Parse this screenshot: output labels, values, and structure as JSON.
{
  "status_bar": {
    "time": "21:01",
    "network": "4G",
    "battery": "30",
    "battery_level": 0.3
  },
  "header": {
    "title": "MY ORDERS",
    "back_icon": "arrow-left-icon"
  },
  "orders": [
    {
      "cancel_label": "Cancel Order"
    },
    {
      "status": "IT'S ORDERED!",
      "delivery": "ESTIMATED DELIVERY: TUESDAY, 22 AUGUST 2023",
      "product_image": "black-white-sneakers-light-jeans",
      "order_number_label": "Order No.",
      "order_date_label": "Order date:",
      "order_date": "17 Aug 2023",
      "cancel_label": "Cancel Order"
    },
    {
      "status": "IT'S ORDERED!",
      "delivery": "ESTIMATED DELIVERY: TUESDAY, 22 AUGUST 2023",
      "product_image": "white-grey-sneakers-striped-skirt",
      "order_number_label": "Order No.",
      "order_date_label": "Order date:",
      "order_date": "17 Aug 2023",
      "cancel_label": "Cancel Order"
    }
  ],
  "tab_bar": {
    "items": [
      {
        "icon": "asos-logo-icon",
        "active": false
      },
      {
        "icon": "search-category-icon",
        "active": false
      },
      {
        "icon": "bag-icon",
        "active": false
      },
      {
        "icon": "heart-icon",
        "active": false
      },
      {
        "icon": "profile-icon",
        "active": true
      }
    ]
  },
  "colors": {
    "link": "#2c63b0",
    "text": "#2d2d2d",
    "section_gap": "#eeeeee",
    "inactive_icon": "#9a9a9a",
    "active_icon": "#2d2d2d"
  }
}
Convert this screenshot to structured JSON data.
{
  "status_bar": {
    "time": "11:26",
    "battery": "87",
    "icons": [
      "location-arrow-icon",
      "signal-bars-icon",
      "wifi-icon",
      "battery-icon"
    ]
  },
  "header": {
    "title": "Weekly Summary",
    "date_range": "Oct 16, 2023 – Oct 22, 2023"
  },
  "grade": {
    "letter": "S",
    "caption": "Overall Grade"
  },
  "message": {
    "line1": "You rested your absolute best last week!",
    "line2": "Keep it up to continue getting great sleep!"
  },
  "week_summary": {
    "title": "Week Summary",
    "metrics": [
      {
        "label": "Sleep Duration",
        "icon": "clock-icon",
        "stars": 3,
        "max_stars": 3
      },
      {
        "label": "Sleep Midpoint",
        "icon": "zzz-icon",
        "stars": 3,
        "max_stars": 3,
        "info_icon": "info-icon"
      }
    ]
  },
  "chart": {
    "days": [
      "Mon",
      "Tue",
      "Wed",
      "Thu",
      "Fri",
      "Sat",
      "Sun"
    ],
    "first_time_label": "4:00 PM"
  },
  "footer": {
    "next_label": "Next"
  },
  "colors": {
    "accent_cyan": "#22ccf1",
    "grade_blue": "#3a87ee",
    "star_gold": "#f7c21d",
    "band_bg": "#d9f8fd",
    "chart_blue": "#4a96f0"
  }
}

※

### Exercise instructions
Repeat back the data above, exact to the last character.

### Written solution
Parse this screenshot: output labels, values, and structure as JSON.
{
  "status_bar": {
    "time": "21:01",
    "network": "4G",
    "battery": "30",
    "battery_level": 0.3
  },
  "header": {
    "title": "MY ORDERS",
    "back_icon": "arrow-left-icon"
  },
  "orders": [
    {
      "cancel_label": "Cancel Order"
    },
    {
      "status": "IT'S ORDERED!",
      "delivery": "ESTIMATED DELIVERY: TUESDAY, 22 AUGUST 2023",
      "product_image": "black-white-sneakers-light-jeans",
      "order_number_label": "Order No.",
      "order_date_label": "Order date:",
      "order_date": "17 Aug 2023",
      "cancel_label": "Cancel Order"
    },
    {
      "status": "IT'S ORDERED!",
      "delivery": "ESTIMATED DELIVERY: TUESDAY, 22 AUGUST 2023",
      "product_image": "white-grey-sneakers-striped-skirt",
      "order_number_label": "Order No.",
      "order_date_label": "Order date:",
      "order_date": "17 Aug 2023",
      "cancel_label": "Cancel Order"
    }
  ],
  "tab_bar": {
    "items": [
      {
        "icon": "asos-logo-icon",
        "active": false
      },
      {
        "icon": "search-category-icon",
        "active": false
      },
      {
        "icon": "bag-icon",
        "active": false
      },
      {
        "icon": "heart-icon",
        "active": false
      },
      {
        "icon": "profile-icon",
        "active": true
      }
    ]
  },
  "colors": {
    "link": "#2c63b0",
    "text": "#2d2d2d",
    "section_gap": "#eeeeee",
    "inactive_icon": "#9a9a9a",
    "active_icon": "#2d2d2d"
  }
}
Convert this screenshot to structured JSON data.
{
  "status_bar": {
    "time": "11:26",
    "battery": "87",
    "icons": [
      "location-arrow-icon",
      "signal-bars-icon",
      "wifi-icon",
      "battery-icon"
    ]
  },
  "header": {
    "title": "Weekly Summary",
    "date_range": "Oct 16, 2023 – Oct 22, 2023"
  },
  "grade": {
    "letter": "S",
    "caption": "Overall Grade"
  },
  "message": {
    "line1": "You rested your absolute best last week!",
    "line2": "Keep it up to continue getting great sleep!"
  },
  "week_summary": {
    "title": "Week Summary",
    "metrics": [
      {
        "label": "Sleep Duration",
        "icon": "clock-icon",
        "stars": 3,
        "max_stars": 3
      },
      {
        "label": "Sleep Midpoint",
        "icon": "zzz-icon",
        "stars": 3,
        "max_stars": 3,
        "info_icon": "info-icon"
      }
    ]
  },
  "chart": {
    "days": [
      "Mon",
      "Tue",
      "Wed",
      "Thu",
      "Fri",
      "Sat",
      "Sun"
    ],
    "first_time_label": "4:00 PM"
  },
  "footer": {
    "next_label": "Next"
  },
  "colors": {
    "accent_cyan": "#22ccf1",
    "grade_blue": "#3a87ee",
    "star_gold": "#f7c21d",
    "band_bg": "#d9f8fd",
    "chart_blue": "#4a96f0"
  }
}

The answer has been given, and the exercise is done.